Aim of the exercise
The data below needs to be returned exactly, line for line.

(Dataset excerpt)
= = =
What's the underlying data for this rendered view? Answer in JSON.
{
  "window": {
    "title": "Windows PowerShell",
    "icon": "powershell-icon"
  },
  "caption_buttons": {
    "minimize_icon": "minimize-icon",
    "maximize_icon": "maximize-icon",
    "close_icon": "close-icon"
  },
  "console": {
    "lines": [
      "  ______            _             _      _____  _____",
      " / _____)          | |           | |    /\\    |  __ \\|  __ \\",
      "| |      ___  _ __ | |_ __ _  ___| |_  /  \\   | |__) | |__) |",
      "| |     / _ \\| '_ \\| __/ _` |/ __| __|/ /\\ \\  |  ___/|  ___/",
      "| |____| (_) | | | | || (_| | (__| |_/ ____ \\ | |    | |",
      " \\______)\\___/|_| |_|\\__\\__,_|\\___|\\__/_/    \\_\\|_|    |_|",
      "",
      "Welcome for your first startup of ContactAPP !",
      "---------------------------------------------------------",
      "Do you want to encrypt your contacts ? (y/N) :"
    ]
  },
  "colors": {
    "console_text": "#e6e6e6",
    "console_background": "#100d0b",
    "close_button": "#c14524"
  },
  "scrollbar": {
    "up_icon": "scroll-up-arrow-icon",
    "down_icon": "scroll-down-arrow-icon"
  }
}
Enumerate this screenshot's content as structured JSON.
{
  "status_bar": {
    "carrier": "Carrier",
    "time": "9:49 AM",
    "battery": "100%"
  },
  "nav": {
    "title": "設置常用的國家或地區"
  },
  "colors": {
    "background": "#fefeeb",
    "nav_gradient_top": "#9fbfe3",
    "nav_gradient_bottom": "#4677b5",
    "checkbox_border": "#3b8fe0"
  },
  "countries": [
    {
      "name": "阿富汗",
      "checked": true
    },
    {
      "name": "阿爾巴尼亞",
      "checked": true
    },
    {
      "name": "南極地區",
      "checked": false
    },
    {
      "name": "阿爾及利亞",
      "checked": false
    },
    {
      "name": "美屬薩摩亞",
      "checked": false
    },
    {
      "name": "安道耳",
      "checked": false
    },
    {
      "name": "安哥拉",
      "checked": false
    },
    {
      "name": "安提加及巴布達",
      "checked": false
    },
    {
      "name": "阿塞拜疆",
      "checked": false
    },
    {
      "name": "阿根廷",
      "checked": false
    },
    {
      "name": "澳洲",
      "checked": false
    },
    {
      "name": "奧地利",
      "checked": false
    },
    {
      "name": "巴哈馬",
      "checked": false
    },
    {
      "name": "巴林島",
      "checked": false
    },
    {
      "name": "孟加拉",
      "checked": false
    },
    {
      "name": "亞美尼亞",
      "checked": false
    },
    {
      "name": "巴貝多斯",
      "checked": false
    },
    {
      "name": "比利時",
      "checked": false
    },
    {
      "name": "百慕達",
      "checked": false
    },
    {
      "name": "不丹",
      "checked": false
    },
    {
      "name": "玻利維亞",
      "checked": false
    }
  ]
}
= = =
Output for this exercise
What's the underlying data for this rendered view? Answer in JSON.
{
  "window": {
    "title": "Windows PowerShell",
    "icon": "powershell-icon"
  },
  "caption_buttons": {
    "minimize_icon": "minimize-icon",
    "maximize_icon": "maximize-icon",
    "close_icon": "close-icon"
  },
  "console": {
    "lines": [
      "  ______            _             _      _____  _____",
      " / _____)          | |           | |    /\\    |  __ \\|  __ \\",
      "| |      ___  _ __ | |_ __ _  ___| |_  /  \\   | |__) | |__) |",
      "| |     / _ \\| '_ \\| __/ _` |/ __| __|/ /\\ \\  |  ___/|  ___/",
      "| |____| (_) | | | | || (_| | (__| |_/ ____ \\ | |    | |",
      " \\______)\\___/|_| |_|\\__\\__,_|\\___|\\__/_/    \\_\\|_|    |_|",
      "",
      "Welcome for your first startup of ContactAPP !",
      "---------------------------------------------------------",
      "Do you want to encrypt your contacts ? (y/N) :"
    ]
  },
  "colors": {
    "console_text": "#e6e6e6",
    "console_background": "#100d0b",
    "close_button": "#c14524"
  },
  "scrollbar": {
    "up_icon": "scroll-up-arrow-icon",
    "down_icon": "scroll-down-arrow-icon"
  }
}
Enumerate this screenshot's content as structured JSON.
{
  "status_bar": {
    "carrier": "Carrier",
    "time": "9:49 AM",
    "battery": "100%"
  },
  "nav": {
    "title": "設置常用的國家或地區"
  },
  "colors": {
    "background": "#fefeeb",
    "nav_gradient_top": "#9fbfe3",
    "nav_gradient_bottom": "#4677b5",
    "checkbox_border": "#3b8fe0"
  },
  "countries": [
    {
      "name": "阿富汗",
      "checked": true
    },
    {
      "name": "阿爾巴尼亞",
      "checked": true
    },
    {
      "name": "南極地區",
      "checked": false
    },
    {
      "name": "阿爾及利亞",
      "checked": false
    },
    {
      "name": "美屬薩摩亞",
      "checked": false
    },
    {
      "name": "安道耳",
      "checked": false
    },
    {
      "name": "安哥拉",
      "checked": false
    },
    {
      "name": "安提加及巴布達",
      "checked": false
    },
    {
      "name": "阿塞拜疆",
      "checked": false
    },
    {
      "name": "阿根廷",
      "checked": false
    },
    {
      "name": "澳洲",
      "checked": false
    },
    {
      "name": "奧地利",
      "checked": false
    },
    {
      "name": "巴哈馬",
      "checked": false
    },
    {
      "name": "巴林島",
      "checked": false
    },
    {
      "name": "孟加拉",
      "checked": false
    },
    {
      "name": "亞美尼亞",
      "checked": false
    },
    {
      "name": "巴貝多斯",
      "checked": false
    },
    {
      "name": "比利時",
      "checked": false
    },
    {
      "name": "百慕達",
      "checked": false
    },
    {
      "name": "不丹",
      "checked": false
    },
    {
      "name": "玻利維亞",
      "checked": false
    }
  ]
}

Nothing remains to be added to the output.